Data supplied
* Start *
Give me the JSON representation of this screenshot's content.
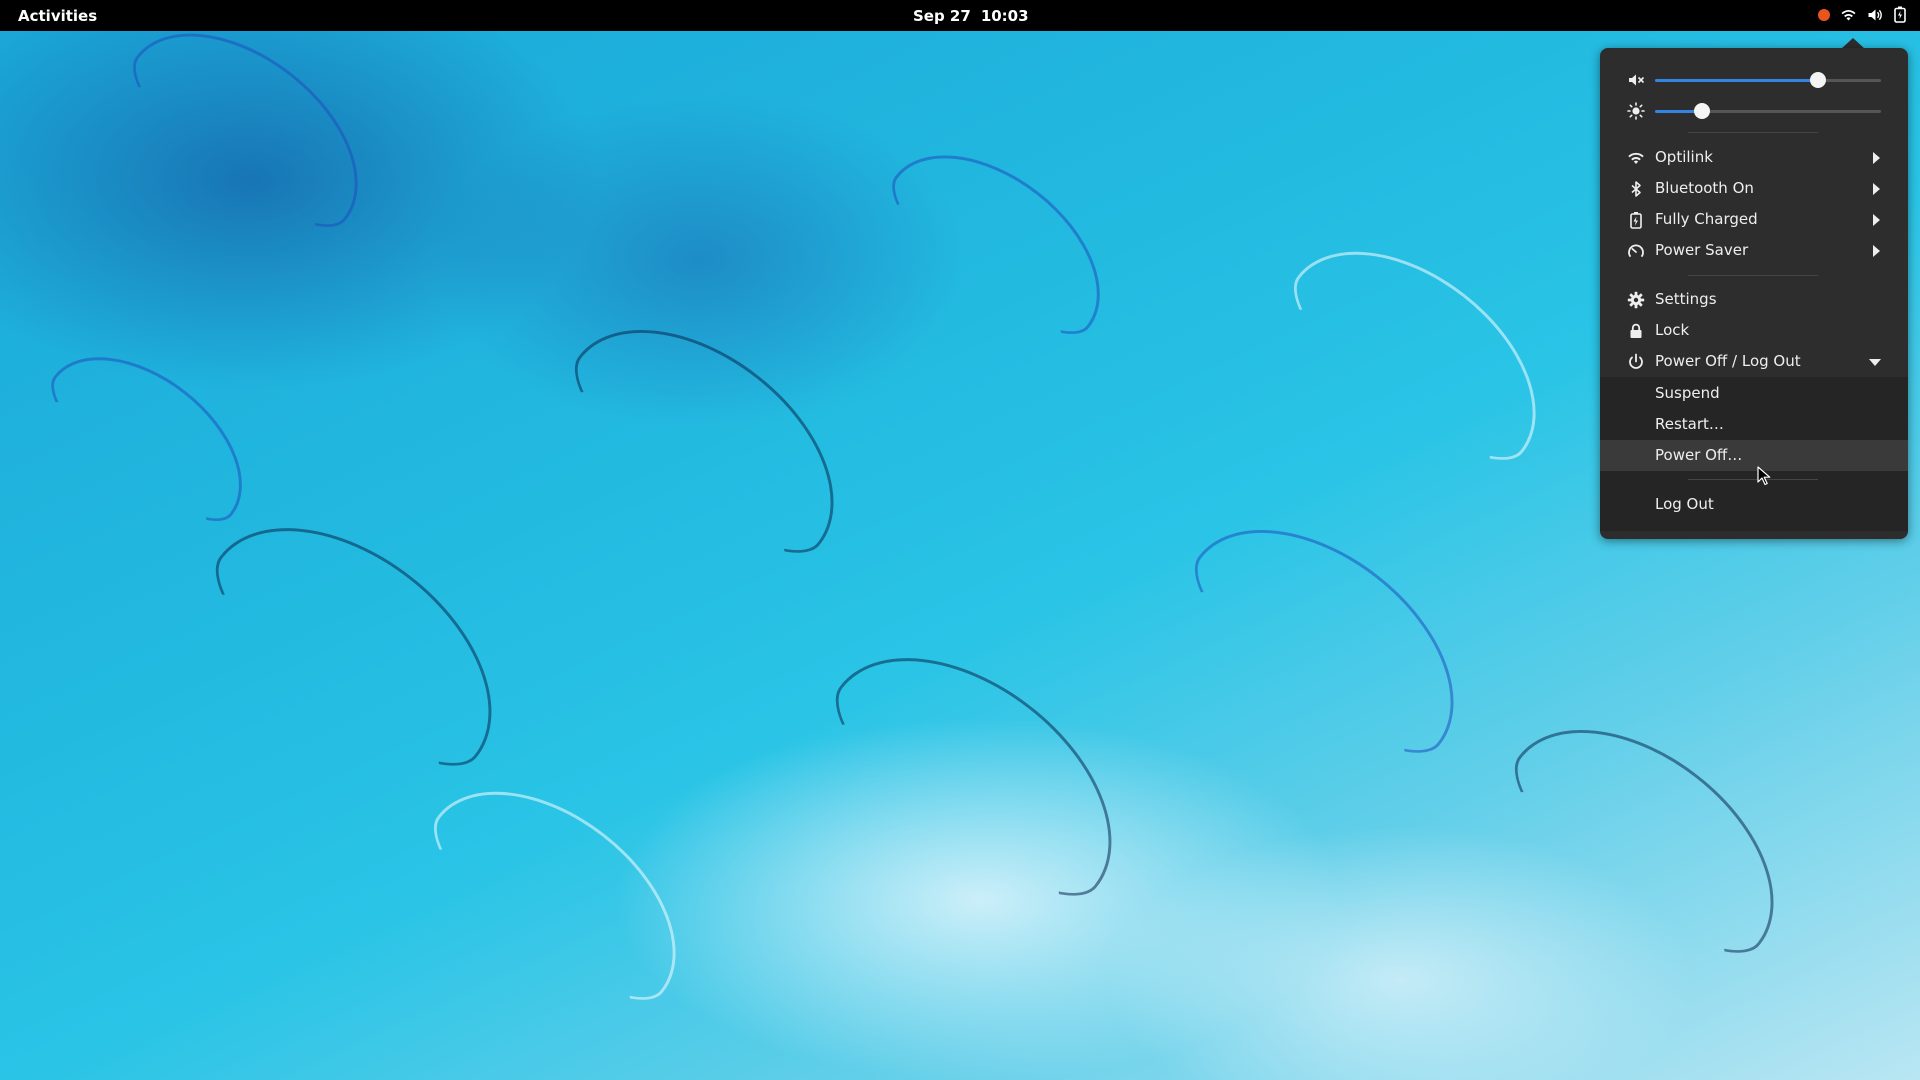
{
  "topbar": {
    "activities_label": "Activities",
    "date": "Sep 27",
    "time": "10:03",
    "tray_icons": [
      "notification-dot",
      "wifi-icon",
      "volume-icon",
      "battery-icon"
    ]
  },
  "quick_settings": {
    "volume": {
      "icon": "volume-muted-icon",
      "level": 0.72
    },
    "brightness": {
      "icon": "brightness-icon",
      "level": 0.21
    },
    "items": [
      {
        "id": "wifi",
        "icon": "wifi-icon",
        "label": "Optilink",
        "has_submenu": true
      },
      {
        "id": "bluetooth",
        "icon": "bluetooth-icon",
        "label": "Bluetooth On",
        "has_submenu": true
      },
      {
        "id": "battery",
        "icon": "battery-icon",
        "label": "Fully Charged",
        "has_submenu": true
      },
      {
        "id": "power-mode",
        "icon": "power-saver-icon",
        "label": "Power Saver",
        "has_submenu": true
      }
    ],
    "settings_label": "Settings",
    "lock_label": "Lock",
    "power_menu": {
      "label": "Power Off / Log Out",
      "expanded": true,
      "suspend_label": "Suspend",
      "restart_label": "Restart…",
      "poweroff_label": "Power Off…",
      "logout_label": "Log Out",
      "hovered": "Power Off…"
    }
  },
  "colors": {
    "topbar_bg": "#000000",
    "menu_bg": "#2d2d2d",
    "accent": "#3584e4",
    "notification_dot": "#e95420"
  }
}
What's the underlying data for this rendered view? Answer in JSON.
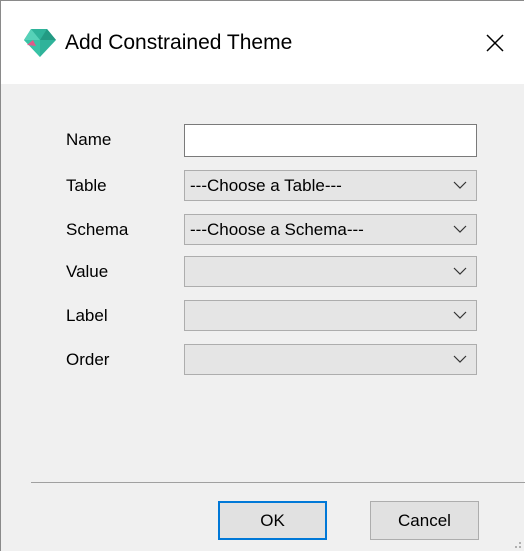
{
  "window": {
    "title": "Add Constrained Theme",
    "icon": "app-gem-icon",
    "close_icon": "close-icon"
  },
  "form": {
    "name": {
      "label": "Name",
      "value": "",
      "placeholder": ""
    },
    "table": {
      "label": "Table",
      "selected": "---Choose a Table---"
    },
    "schema": {
      "label": "Schema",
      "selected": "---Choose a Schema---"
    },
    "value": {
      "label": "Value",
      "selected": ""
    },
    "label": {
      "label": "Label",
      "selected": ""
    },
    "order": {
      "label": "Order",
      "selected": ""
    }
  },
  "buttons": {
    "ok": "OK",
    "cancel": "Cancel"
  },
  "colors": {
    "accent": "#0078d7",
    "icon_teal": "#3cc0a8",
    "icon_pink": "#e05a8a"
  }
}
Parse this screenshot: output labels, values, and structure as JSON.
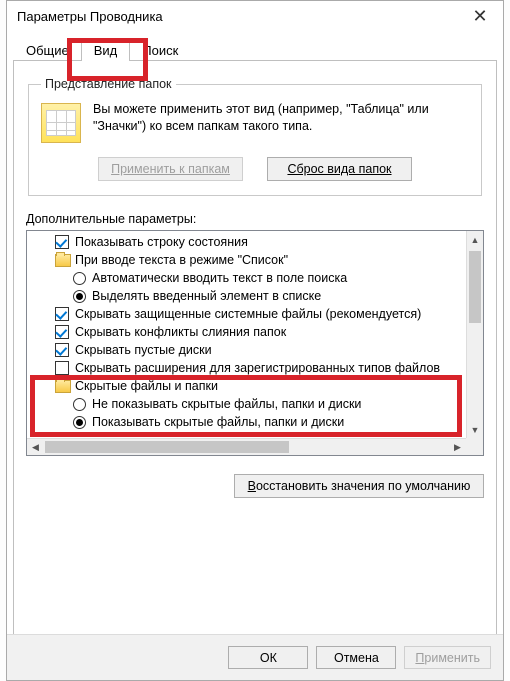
{
  "title": "Параметры Проводника",
  "tabs": {
    "general": "Общие",
    "view": "Вид",
    "search": "Поиск"
  },
  "group": {
    "title": "Представление папок",
    "desc": "Вы можете применить этот вид (например, \"Таблица\" или \"Значки\") ко всем папкам такого типа.",
    "apply": "Применить к папкам",
    "reset": "Сброс вида папок"
  },
  "extraLabel": "Дополнительные параметры:",
  "items": [
    {
      "type": "check",
      "checked": true,
      "level": 1,
      "text": "Показывать строку состояния"
    },
    {
      "type": "folder",
      "level": 1,
      "text": "При вводе текста в режиме \"Список\""
    },
    {
      "type": "radio",
      "checked": false,
      "level": 2,
      "text": "Автоматически вводить текст в поле поиска"
    },
    {
      "type": "radio",
      "checked": true,
      "level": 2,
      "text": "Выделять введенный элемент в списке"
    },
    {
      "type": "check",
      "checked": true,
      "level": 1,
      "text": "Скрывать защищенные системные файлы (рекомендуется)"
    },
    {
      "type": "check",
      "checked": true,
      "level": 1,
      "text": "Скрывать конфликты слияния папок"
    },
    {
      "type": "check",
      "checked": true,
      "level": 1,
      "text": "Скрывать пустые диски"
    },
    {
      "type": "check",
      "checked": false,
      "level": 1,
      "text": "Скрывать расширения для зарегистрированных типов файлов"
    },
    {
      "type": "folder",
      "level": 1,
      "text": "Скрытые файлы и папки"
    },
    {
      "type": "radio",
      "checked": false,
      "level": 2,
      "text": "Не показывать скрытые файлы, папки и диски"
    },
    {
      "type": "radio",
      "checked": true,
      "level": 2,
      "text": "Показывать скрытые файлы, папки и диски"
    }
  ],
  "restore": "Восстановить значения по умолчанию",
  "footer": {
    "ok": "ОК",
    "cancel": "Отмена",
    "apply": "Применить"
  }
}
* End *
Instruction
Pictures stay out; repeat all the rest of the records exactly.

In response
Give me the JSON representation of this screenshot's content.
{
  "topbar": {
    "activities_label": "Activities",
    "date": "Sep 27",
    "time": "10:03",
    "tray_icons": [
      "notification-dot",
      "wifi-icon",
      "volume-icon",
      "battery-icon"
    ]
  },
  "quick_settings": {
    "volume": {
      "icon": "volume-muted-icon",
      "level": 0.72
    },
    "brightness": {
      "icon": "brightness-icon",
      "level": 0.21
    },
    "items": [
      {
        "id": "wifi",
        "icon": "wifi-icon",
        "label": "Optilink",
        "has_submenu": true
      },
      {
        "id": "bluetooth",
        "icon": "bluetooth-icon",
        "label": "Bluetooth On",
        "has_submenu": true
      },
      {
        "id": "battery",
        "icon": "battery-icon",
        "label": "Fully Charged",
        "has_submenu": true
      },
      {
        "id": "power-mode",
        "icon": "power-saver-icon",
        "label": "Power Saver",
        "has_submenu": true
      }
    ],
    "settings_label": "Settings",
    "lock_label": "Lock",
    "power_menu": {
      "label": "Power Off / Log Out",
      "expanded": true,
      "suspend_label": "Suspend",
      "restart_label": "Restart…",
      "poweroff_label": "Power Off…",
      "logout_label": "Log Out",
      "hovered": "Power Off…"
    }
  },
  "colors": {
    "topbar_bg": "#000000",
    "menu_bg": "#2d2d2d",
    "accent": "#3584e4",
    "notification_dot": "#e95420"
  }
}
What's the underlying data for this rendered view? Answer in JSON.
{
  "window": {
    "title": "Add Constrained Theme",
    "icon": "app-gem-icon",
    "close_icon": "close-icon"
  },
  "form": {
    "name": {
      "label": "Name",
      "value": "",
      "placeholder": ""
    },
    "table": {
      "label": "Table",
      "selected": "---Choose a Table---"
    },
    "schema": {
      "label": "Schema",
      "selected": "---Choose a Schema---"
    },
    "value": {
      "label": "Value",
      "selected": ""
    },
    "label": {
      "label": "Label",
      "selected": ""
    },
    "order": {
      "label": "Order",
      "selected": ""
    }
  },
  "buttons": {
    "ok": "OK",
    "cancel": "Cancel"
  },
  "colors": {
    "accent": "#0078d7",
    "icon_teal": "#3cc0a8",
    "icon_pink": "#e05a8a"
  }
}
Parse this screenshot: output labels, values, and structure as JSON.
{
  "title": "Параметры Проводника",
  "tabs": {
    "general": "Общие",
    "view": "Вид",
    "search": "Поиск"
  },
  "group": {
    "title": "Представление папок",
    "desc": "Вы можете применить этот вид (например, \"Таблица\" или \"Значки\") ко всем папкам такого типа.",
    "apply": "Применить к папкам",
    "reset": "Сброс вида папок"
  },
  "extraLabel": "Дополнительные параметры:",
  "items": [
    {
      "type": "check",
      "checked": true,
      "level": 1,
      "text": "Показывать строку состояния"
    },
    {
      "type": "folder",
      "level": 1,
      "text": "При вводе текста в режиме \"Список\""
    },
    {
      "type": "radio",
      "checked": false,
      "level": 2,
      "text": "Автоматически вводить текст в поле поиска"
    },
    {
      "type": "radio",
      "checked": true,
      "level": 2,
      "text": "Выделять введенный элемент в списке"
    },
    {
      "type": "check",
      "checked": true,
      "level": 1,
      "text": "Скрывать защищенные системные файлы (рекомендуется)"
    },
    {
      "type": "check",
      "checked": true,
      "level": 1,
      "text": "Скрывать конфликты слияния папок"
    },
    {
      "type": "check",
      "checked": true,
      "level": 1,
      "text": "Скрывать пустые диски"
    },
    {
      "type": "check",
      "checked": false,
      "level": 1,
      "text": "Скрывать расширения для зарегистрированных типов файлов"
    },
    {
      "type": "folder",
      "level": 1,
      "text": "Скрытые файлы и папки"
    },
    {
      "type": "radio",
      "checked": false,
      "level": 2,
      "text": "Не показывать скрытые файлы, папки и диски"
    },
    {
      "type": "radio",
      "checked": true,
      "level": 2,
      "text": "Показывать скрытые файлы, папки и диски"
    }
  ],
  "restore": "Восстановить значения по умолчанию",
  "footer": {
    "ok": "ОК",
    "cancel": "Отмена",
    "apply": "Применить"
  }
}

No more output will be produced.